■ Excerpted text:

[start]

Three out of five
Jun. 19th, 2014 08:41 pmI got home Tuesday afternoon after a (very busy, terribly exhausting, at times awfully frustrating and at times exactly wonderfully what I needed) week in England. That makes three weeks out of the last five that I have been gone. Last Thursday night Benedikt and I went out for supper after the reception at John's, and I got to catch him up on all the interesting numeracy and literacy facts about Gwen, and between that and being gone so much, I've spent quite a bit of time reflecting on those matters and figure now, just past 2.5 years, is a good time to take stock of things again.
Gwen can count to 10 in both English and German, and in English can recite numbers up to 20, though she tends to miss a few in between. She likes to climb up on the ledge next to the sand pit, count to 20, and then jump into the sand.

[end]

■ Written task 1: Change "supper" to "dinner" in the blog post between "Three out of" and "of things again.", inclusive, and write out that stretch.
■ Written task 2: Write what comes next in the blog post, picking up after its last sentence.
The lines after this blog post play no part in the work.

■ Data section:
[start]

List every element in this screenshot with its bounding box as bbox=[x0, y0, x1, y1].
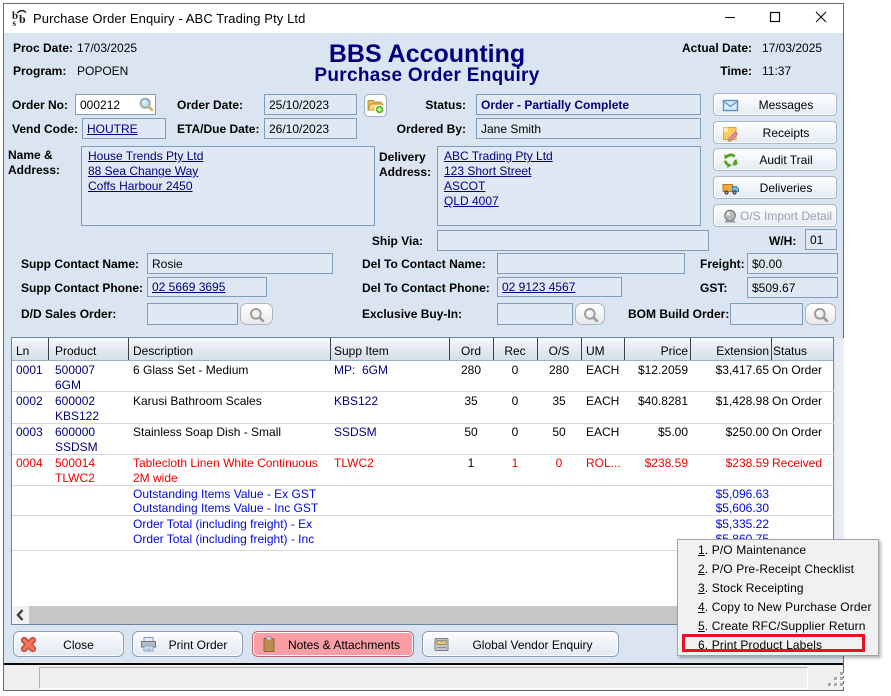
svg-text:s: s bbox=[13, 18, 17, 27]
svg-text:b: b bbox=[19, 12, 26, 26]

[end]

■ Written answer 1:
Three out of five
Jun. 19th, 2014 08:41 pmI got home Tuesday afternoon after a (very busy, terribly exhausting, at times awfully frustrating and at times exactly wonderfully what I needed) week in England. That makes three weeks out of the last five that I have been gone. Last Thursday night Benedikt and I went out for dinner after the reception at John's, and I got to catch him up on all the interesting numeracy and literacy facts about Gwen, and between that and being gone so much, I've spent quite a bit of time reflecting on those matters and figure now, just past 2.5 years, is a good time to take stock of things again.

■ Written answer 2:
One time when mom was visiting and the three of us were walking home, we each had one of her hands and were counting a certain number of steps and then swinging. We'd ask Gwen to name a number, and if she cried "1" or "2" or "3", I kept asking her for a bigger number, because walking 1 or 2, or even 3 steps isn't quite enough to get momentum going for a good swing. She kept deflecting the question, and that's when I realized that though she'd developed a concept of ordinal number, and of 1-1 correlation, she hadn't any concept of cardinality, so I had to explain to her that the longer you count, the bigger the number gets. And eventually she started asking for "8" or "9" or "10".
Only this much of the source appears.